## 出典
·····

読点(、)は文章を読みやすくしたり、意味を明確にするためにつけます。
特に読点をつけないと文章が曖昧になる場合には必ずつけましょう。
よくある間違い
行の初めに句読点(、。)や閉じかっこ(」)などが来る場合は、前の行の最後のマスの中に入れます
つまり例外として1マスに2字入れるのです。
書き終えたらチェックするまでが作文の流れ
「書きあがったらそれで終了」ではなく必ず読み直しをして誤字・脱字がないか、文章の流れがおかしくないかのチェックをしましょう
その作文や論文を添削するのは書いた本人ではなく、親御さんや塾の先生など第三者的な立場の人が行うことがおすすめです。
算数のように答えが明確でない作文は、自分では添削が難しく客観的に見る必要があるので、本人以外の人が見る方が安心です。

·····

## 記録の抜粋
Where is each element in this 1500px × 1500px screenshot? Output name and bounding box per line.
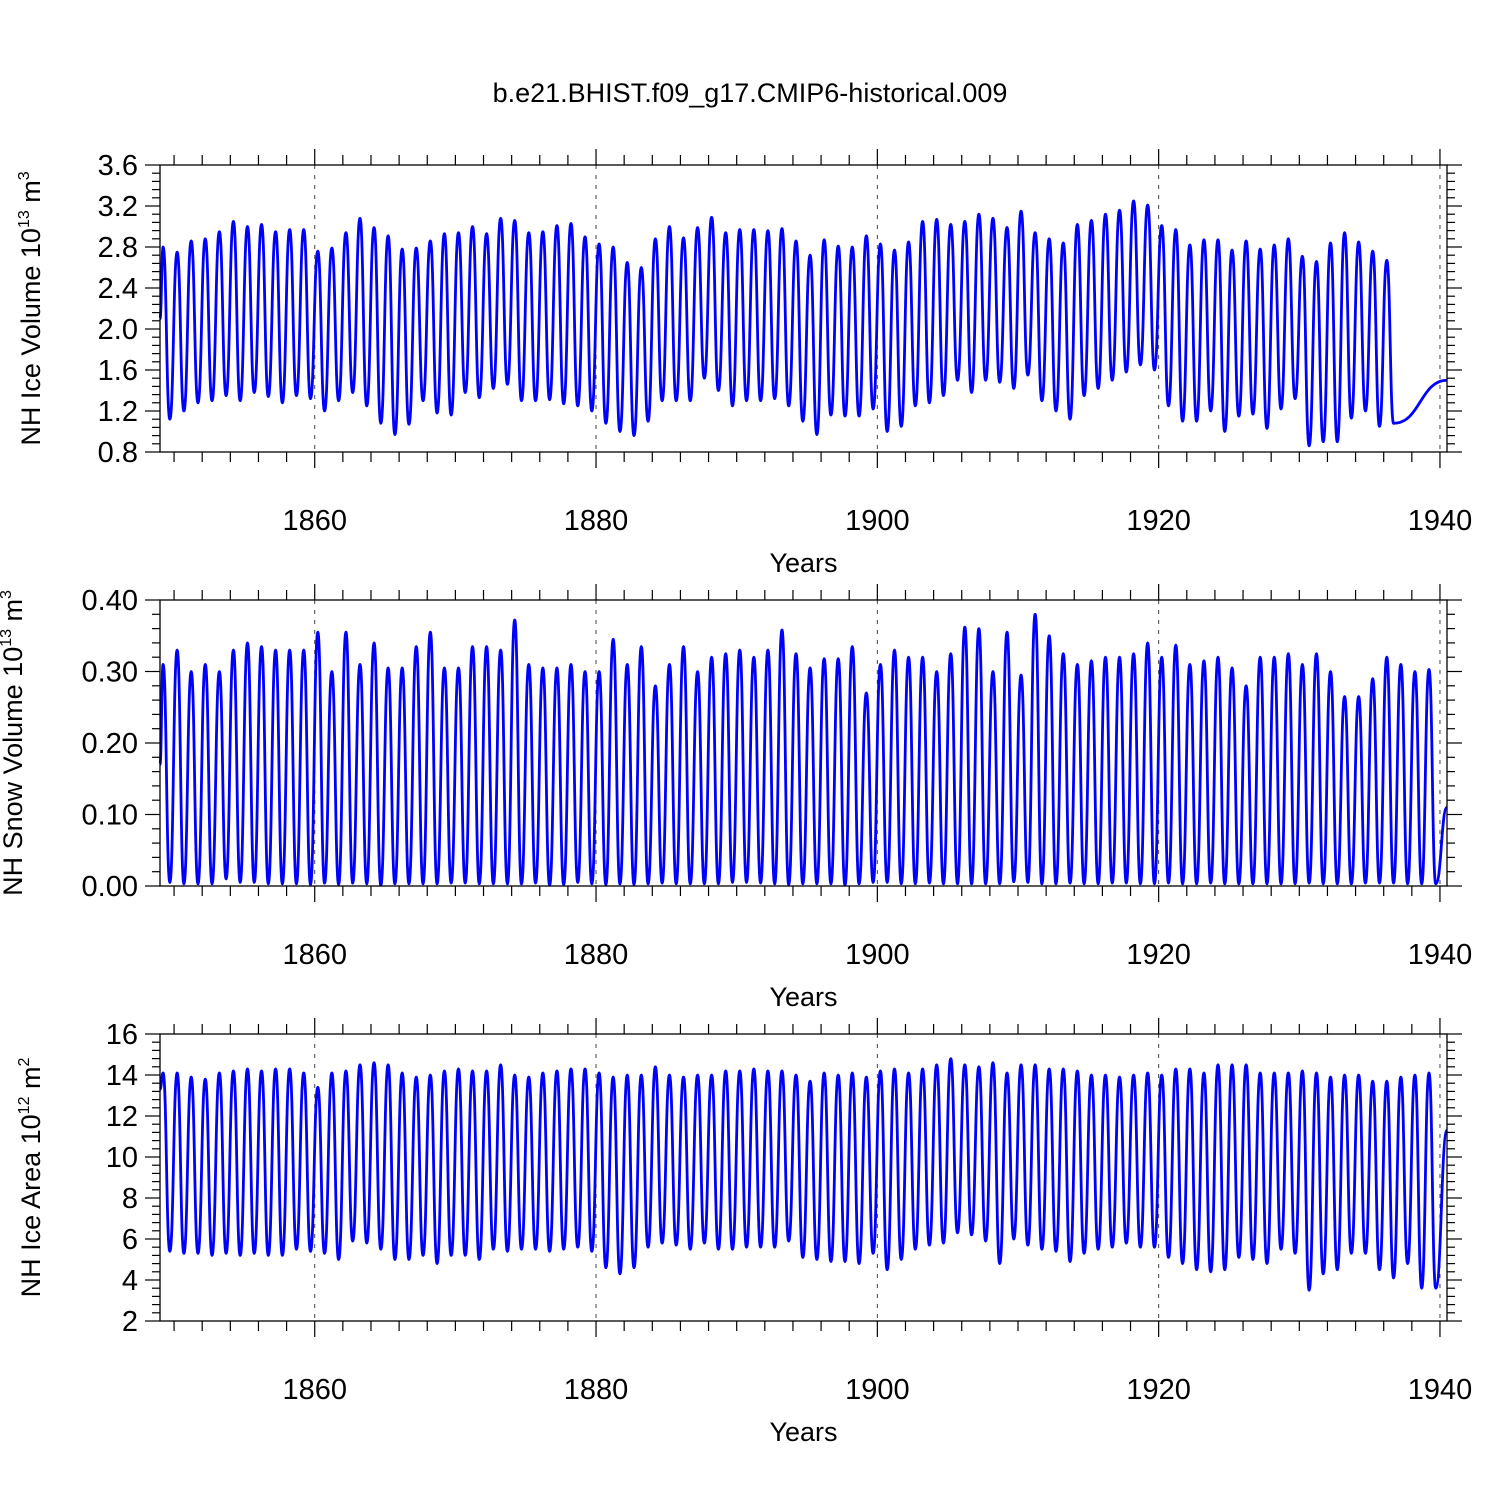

·····

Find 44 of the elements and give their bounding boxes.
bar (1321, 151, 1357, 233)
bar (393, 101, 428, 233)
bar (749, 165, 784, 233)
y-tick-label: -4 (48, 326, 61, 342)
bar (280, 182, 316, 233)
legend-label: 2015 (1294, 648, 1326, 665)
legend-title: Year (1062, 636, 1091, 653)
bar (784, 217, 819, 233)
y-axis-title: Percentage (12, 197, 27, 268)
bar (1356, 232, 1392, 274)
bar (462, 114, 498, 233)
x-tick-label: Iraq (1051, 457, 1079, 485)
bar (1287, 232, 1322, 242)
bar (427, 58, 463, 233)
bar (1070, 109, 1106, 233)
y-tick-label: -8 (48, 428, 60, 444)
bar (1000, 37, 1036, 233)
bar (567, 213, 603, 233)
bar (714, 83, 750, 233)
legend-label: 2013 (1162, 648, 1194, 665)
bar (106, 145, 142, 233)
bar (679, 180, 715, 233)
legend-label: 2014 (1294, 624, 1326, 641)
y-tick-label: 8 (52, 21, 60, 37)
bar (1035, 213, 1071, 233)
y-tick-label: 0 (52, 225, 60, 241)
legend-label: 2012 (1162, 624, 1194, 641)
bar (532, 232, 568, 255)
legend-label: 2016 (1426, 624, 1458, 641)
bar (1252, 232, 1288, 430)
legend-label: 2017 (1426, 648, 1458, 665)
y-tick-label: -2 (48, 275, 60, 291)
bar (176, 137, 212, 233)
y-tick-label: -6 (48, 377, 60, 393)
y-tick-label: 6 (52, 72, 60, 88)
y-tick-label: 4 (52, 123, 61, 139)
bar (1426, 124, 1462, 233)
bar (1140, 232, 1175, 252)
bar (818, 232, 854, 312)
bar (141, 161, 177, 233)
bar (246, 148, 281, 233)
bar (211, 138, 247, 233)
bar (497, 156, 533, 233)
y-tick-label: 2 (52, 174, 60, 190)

·····

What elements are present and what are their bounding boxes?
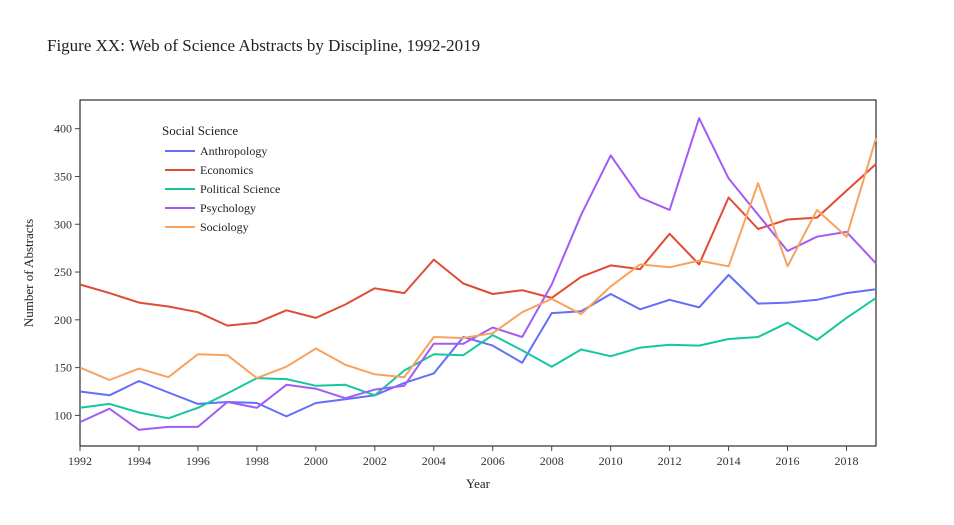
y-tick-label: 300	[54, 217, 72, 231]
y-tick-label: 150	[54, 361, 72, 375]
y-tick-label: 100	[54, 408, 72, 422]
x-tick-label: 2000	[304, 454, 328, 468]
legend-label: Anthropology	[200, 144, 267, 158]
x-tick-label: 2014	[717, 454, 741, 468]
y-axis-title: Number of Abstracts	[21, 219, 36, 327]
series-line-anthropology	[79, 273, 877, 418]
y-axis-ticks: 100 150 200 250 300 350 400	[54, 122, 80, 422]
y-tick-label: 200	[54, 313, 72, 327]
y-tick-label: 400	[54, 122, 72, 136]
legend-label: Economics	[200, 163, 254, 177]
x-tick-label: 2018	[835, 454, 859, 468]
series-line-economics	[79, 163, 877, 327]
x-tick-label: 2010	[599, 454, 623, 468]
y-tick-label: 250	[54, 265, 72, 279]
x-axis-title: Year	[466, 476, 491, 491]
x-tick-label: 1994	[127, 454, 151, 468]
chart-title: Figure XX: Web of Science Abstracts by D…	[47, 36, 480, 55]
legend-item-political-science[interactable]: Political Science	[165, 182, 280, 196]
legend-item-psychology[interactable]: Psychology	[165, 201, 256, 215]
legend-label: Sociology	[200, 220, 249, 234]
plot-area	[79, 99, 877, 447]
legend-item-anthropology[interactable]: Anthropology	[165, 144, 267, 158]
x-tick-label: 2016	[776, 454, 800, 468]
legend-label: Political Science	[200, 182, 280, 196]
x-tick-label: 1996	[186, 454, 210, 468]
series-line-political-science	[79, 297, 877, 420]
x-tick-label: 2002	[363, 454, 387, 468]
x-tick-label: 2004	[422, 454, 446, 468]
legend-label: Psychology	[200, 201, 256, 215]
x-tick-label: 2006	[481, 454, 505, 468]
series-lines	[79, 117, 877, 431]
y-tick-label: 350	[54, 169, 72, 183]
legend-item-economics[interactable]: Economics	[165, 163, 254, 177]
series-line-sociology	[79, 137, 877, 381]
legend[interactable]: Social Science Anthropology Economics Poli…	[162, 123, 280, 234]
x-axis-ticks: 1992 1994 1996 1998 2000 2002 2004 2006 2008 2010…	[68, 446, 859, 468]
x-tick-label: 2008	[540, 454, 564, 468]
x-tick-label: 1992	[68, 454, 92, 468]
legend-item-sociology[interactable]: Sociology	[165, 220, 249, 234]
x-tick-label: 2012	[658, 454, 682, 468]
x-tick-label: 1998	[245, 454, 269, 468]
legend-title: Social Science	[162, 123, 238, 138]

·····

## 課題文
作文の書き方についての文章のうち、「書き終えたらチェックするまでが作文の流れ」から始まって「以外の人が見る方が安心です。」までの部分を、一字一句変えずに書き写しなさい。

## 解答例
書き終えたらチェックするまでが作文の流れ
「書きあがったらそれで終了」ではなく必ず読み直しをして誤字・脱字がないか、文章の流れがおかしくないかのチェックをしましょう
その作文や論文を添削するのは書いた本人ではなく、親御さんや塾の先生など第三者的な立場の人が行うことがおすすめです。
算数のように答えが明確でない作文は、自分では添削が難しく客観的に見る必要があるので、本人以外の人が見る方が安心です。